- [Task brief]:
Gather up the lines that contain "type".

*****

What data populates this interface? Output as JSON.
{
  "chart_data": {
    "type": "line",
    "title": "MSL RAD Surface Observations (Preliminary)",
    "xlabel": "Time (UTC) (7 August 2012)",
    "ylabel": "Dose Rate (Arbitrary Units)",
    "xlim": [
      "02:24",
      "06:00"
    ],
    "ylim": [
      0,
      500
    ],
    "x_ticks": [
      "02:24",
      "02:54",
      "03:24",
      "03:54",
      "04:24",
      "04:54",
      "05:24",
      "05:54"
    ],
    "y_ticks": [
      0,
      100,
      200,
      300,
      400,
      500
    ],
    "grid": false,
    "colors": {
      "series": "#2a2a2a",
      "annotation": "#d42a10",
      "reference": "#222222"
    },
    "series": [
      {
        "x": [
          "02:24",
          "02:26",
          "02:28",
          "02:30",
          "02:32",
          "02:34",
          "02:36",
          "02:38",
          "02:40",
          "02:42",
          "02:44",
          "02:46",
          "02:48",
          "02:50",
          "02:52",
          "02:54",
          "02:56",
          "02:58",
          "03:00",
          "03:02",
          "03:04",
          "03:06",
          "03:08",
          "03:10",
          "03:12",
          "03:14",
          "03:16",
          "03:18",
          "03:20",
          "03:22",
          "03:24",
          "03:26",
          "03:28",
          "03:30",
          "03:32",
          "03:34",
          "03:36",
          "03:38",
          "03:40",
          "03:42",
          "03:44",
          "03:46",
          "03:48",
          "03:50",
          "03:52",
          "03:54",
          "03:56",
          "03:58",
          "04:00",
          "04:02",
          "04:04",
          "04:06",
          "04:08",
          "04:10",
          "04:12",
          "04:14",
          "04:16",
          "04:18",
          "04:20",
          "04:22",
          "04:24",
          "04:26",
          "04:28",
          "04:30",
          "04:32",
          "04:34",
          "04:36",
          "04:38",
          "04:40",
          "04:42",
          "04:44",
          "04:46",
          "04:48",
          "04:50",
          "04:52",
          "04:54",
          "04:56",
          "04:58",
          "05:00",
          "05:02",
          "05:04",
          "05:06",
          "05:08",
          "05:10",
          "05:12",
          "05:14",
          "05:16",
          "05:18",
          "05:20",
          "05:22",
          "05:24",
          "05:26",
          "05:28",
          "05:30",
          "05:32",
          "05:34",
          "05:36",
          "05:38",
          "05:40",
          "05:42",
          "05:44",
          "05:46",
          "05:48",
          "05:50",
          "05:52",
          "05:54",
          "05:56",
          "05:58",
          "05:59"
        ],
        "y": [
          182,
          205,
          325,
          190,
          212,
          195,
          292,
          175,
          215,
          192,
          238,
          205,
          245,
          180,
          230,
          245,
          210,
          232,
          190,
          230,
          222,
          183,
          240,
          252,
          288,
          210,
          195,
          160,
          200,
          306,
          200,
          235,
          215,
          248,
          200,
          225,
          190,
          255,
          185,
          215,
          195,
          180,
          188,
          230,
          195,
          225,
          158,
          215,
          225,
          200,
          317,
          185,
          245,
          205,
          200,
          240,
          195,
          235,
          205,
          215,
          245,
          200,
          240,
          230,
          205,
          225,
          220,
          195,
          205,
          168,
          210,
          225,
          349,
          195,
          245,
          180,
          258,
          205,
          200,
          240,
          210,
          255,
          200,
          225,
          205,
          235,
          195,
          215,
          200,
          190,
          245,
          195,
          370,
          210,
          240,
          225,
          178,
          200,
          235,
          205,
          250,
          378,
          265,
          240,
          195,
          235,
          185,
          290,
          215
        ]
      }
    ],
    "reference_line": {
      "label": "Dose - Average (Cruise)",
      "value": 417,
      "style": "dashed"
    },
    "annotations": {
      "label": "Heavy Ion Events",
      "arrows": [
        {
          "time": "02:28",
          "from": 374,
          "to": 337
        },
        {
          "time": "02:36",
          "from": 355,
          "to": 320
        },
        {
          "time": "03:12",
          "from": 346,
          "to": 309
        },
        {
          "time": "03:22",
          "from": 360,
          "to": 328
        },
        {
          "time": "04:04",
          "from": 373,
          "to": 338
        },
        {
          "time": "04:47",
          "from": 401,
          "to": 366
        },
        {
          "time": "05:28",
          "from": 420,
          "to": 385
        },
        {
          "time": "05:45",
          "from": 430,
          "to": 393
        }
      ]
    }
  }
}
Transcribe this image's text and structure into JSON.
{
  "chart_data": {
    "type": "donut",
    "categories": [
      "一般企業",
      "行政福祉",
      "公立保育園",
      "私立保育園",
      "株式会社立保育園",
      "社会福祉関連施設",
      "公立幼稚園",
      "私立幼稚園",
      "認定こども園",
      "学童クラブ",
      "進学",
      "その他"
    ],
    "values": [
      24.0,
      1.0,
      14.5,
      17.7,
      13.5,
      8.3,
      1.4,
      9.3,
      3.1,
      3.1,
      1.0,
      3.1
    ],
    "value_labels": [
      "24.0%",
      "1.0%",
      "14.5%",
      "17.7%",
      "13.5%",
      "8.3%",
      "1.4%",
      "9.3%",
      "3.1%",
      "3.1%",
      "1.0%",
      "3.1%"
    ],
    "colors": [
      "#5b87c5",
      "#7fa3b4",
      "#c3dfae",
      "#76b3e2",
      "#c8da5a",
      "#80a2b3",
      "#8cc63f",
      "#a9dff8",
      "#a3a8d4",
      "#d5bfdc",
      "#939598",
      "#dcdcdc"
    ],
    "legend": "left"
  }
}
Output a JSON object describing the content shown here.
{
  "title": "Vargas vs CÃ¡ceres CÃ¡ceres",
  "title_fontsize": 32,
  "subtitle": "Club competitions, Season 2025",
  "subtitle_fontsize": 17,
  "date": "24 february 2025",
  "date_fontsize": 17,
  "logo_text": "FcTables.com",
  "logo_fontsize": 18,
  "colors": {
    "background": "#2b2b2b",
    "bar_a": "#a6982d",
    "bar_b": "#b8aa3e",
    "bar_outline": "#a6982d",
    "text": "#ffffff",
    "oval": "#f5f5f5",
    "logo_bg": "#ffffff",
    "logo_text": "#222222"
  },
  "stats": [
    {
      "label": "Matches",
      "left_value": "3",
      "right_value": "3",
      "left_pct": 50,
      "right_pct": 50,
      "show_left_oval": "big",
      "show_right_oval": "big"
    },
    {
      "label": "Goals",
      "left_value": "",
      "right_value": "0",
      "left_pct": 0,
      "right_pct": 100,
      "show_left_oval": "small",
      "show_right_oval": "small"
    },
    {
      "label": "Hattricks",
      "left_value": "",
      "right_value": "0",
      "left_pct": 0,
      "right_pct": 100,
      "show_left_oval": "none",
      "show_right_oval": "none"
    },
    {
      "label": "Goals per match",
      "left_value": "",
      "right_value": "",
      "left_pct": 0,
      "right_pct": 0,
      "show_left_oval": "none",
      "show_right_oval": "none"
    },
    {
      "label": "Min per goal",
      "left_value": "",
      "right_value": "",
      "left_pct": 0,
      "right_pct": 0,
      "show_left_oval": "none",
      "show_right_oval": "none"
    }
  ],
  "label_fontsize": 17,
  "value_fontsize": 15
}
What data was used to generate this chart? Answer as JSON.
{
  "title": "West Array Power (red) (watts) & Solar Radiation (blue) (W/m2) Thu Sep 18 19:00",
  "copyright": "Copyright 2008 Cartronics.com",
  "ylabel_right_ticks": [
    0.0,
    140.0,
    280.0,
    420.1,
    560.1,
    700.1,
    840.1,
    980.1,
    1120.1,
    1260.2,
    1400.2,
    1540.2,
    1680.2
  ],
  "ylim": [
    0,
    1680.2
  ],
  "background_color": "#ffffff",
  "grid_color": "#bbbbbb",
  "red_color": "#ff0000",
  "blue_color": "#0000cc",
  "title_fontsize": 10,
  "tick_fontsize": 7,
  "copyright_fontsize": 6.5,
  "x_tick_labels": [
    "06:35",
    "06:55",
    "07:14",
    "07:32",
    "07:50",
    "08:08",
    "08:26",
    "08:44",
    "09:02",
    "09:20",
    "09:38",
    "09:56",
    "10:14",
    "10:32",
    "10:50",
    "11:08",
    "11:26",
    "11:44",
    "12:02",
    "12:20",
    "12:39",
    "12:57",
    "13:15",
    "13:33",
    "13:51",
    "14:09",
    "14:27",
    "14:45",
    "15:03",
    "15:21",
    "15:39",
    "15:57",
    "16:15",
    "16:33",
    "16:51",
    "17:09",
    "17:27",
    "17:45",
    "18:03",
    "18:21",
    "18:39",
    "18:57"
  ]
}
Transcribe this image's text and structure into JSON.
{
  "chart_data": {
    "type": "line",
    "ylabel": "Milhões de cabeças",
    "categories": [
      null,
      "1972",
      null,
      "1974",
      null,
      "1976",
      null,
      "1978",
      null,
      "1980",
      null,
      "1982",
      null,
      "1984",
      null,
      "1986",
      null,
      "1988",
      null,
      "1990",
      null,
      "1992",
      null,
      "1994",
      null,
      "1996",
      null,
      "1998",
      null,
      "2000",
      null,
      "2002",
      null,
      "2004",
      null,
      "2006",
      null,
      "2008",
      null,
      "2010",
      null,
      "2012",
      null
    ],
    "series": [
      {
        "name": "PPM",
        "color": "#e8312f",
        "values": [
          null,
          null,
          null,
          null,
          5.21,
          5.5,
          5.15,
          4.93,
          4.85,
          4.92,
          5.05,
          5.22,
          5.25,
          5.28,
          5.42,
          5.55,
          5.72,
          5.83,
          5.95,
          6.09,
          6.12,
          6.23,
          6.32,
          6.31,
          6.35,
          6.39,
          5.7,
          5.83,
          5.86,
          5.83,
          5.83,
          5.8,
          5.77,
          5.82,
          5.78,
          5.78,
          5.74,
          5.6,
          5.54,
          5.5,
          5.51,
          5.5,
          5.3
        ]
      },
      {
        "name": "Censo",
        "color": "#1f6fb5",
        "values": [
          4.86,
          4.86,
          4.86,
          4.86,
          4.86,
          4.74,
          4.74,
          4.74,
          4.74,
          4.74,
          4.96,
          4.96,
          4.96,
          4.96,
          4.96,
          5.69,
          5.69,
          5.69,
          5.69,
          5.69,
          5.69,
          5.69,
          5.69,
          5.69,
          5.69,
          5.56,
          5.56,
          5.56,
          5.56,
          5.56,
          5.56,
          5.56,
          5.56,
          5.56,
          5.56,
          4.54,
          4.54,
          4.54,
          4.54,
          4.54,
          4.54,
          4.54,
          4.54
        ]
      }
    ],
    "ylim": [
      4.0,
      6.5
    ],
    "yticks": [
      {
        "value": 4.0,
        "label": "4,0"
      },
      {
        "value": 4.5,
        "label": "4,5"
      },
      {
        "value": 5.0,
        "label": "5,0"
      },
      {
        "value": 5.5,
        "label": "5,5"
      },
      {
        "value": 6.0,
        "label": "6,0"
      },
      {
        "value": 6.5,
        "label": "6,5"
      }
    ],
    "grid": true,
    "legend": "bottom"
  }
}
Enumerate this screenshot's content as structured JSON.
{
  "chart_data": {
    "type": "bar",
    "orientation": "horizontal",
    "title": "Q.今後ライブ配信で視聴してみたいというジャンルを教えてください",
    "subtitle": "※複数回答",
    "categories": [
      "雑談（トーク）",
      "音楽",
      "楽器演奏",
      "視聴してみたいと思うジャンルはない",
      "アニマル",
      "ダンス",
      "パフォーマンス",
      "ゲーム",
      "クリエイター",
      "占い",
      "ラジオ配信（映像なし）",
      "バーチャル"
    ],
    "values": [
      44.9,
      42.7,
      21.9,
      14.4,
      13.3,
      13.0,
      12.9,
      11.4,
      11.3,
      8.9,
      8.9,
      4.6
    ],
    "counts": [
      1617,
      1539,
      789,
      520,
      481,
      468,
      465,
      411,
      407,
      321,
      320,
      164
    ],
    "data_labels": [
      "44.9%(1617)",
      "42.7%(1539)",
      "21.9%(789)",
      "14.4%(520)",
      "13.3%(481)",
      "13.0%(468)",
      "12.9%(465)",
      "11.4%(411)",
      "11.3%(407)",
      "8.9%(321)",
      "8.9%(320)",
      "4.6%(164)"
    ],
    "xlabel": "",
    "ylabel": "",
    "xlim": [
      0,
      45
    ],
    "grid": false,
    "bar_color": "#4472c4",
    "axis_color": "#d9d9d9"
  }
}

*****

- [Output for this exercise]:
    "type": "line",
    "type": "donut",
    "type": "line",
    "type": "bar",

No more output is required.